**TASK STATEMENT**
Scan the entries below and report only how many lines contain "this".

* * * * * * *

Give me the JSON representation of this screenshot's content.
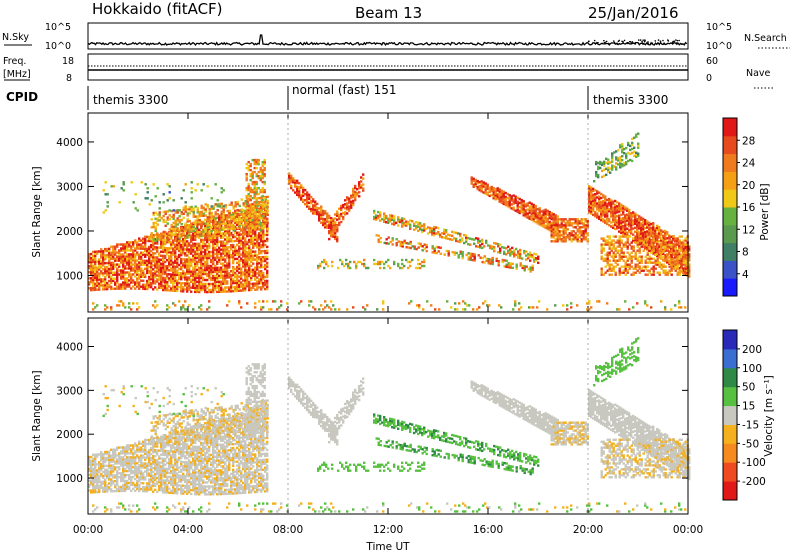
{
  "header": {
    "station": "Hokkaido (fitACF)",
    "beam": "Beam 13",
    "date": "25/Jan/2016"
  },
  "nsky_panel": {
    "left_label": "N.Sky",
    "left_ticks": [
      "10^5",
      "10^0"
    ],
    "right_label": "N.Search",
    "right_ticks": [
      "10^5",
      "10^0"
    ]
  },
  "freq_panel": {
    "left_label_1": "Freq.",
    "left_label_2": "[MHz]",
    "left_ticks": [
      "18",
      "8"
    ],
    "right_label": "Nave",
    "right_ticks": [
      "60",
      "0"
    ]
  },
  "cpid": {
    "label": "CPID",
    "segments": [
      {
        "text": "themis 3300",
        "start_h": 0,
        "end_h": 8
      },
      {
        "text": "normal (fast) 151",
        "start_h": 8,
        "end_h": 20
      },
      {
        "text": "themis 3300",
        "start_h": 20,
        "end_h": 24
      }
    ]
  },
  "chart_data": [
    {
      "type": "heatmap",
      "name": "power",
      "ylabel": "Slant Range [km]",
      "x_range_h": [
        0,
        24
      ],
      "y_range_km": [
        180,
        4650
      ],
      "y_ticks": [
        1000,
        2000,
        3000,
        4000
      ],
      "colorbar": {
        "label": "Power [dB]",
        "range": [
          0,
          32
        ],
        "ticks": [
          4,
          8,
          12,
          16,
          20,
          24,
          28
        ],
        "colors": [
          "#1a1aff",
          "#3a52c8",
          "#3f7f66",
          "#5a9a4e",
          "#66b240",
          "#f0c818",
          "#f5a014",
          "#f07a1e",
          "#e84a20",
          "#e01818"
        ]
      }
    },
    {
      "type": "heatmap",
      "name": "velocity",
      "ylabel": "Slant Range [km]",
      "x_range_h": [
        0,
        24
      ],
      "y_range_km": [
        180,
        4650
      ],
      "y_ticks": [
        1000,
        2000,
        3000,
        4000
      ],
      "colorbar": {
        "label": "Velocity [m s⁻¹]",
        "ticks": [
          "200",
          "100",
          "50",
          "15",
          "-15",
          "-50",
          "-100",
          "-200"
        ],
        "colors": [
          "#2a2ab8",
          "#3a6ed0",
          "#2f8a45",
          "#58c040",
          "#c8c8c0",
          "#f5b01e",
          "#f58a1e",
          "#f04a20",
          "#e01818"
        ]
      }
    }
  ],
  "x_axis": {
    "label": "Time UT",
    "ticks": [
      "00:00",
      "04:00",
      "08:00",
      "12:00",
      "16:00",
      "20:00",
      "00:00"
    ]
  },
  "colors": {
    "power_high": "#e01818",
    "power_mid": "#f5a014",
    "velocity_ground": "#c8c8c0",
    "velocity_toward": "#58c040"
  }
}
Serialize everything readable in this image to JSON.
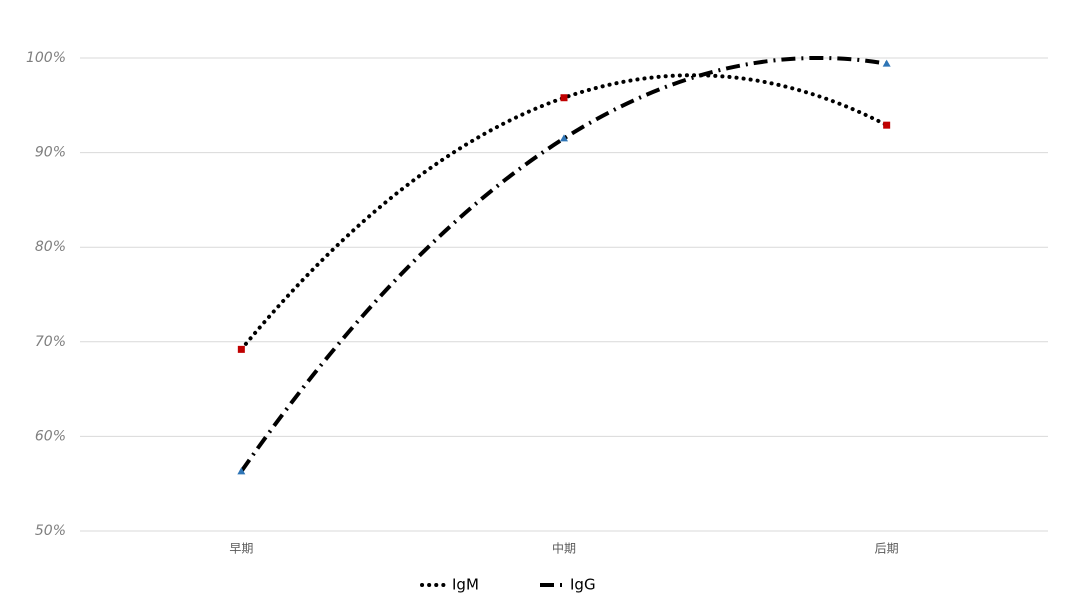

* * * * * * *

**THE ANSWER**
2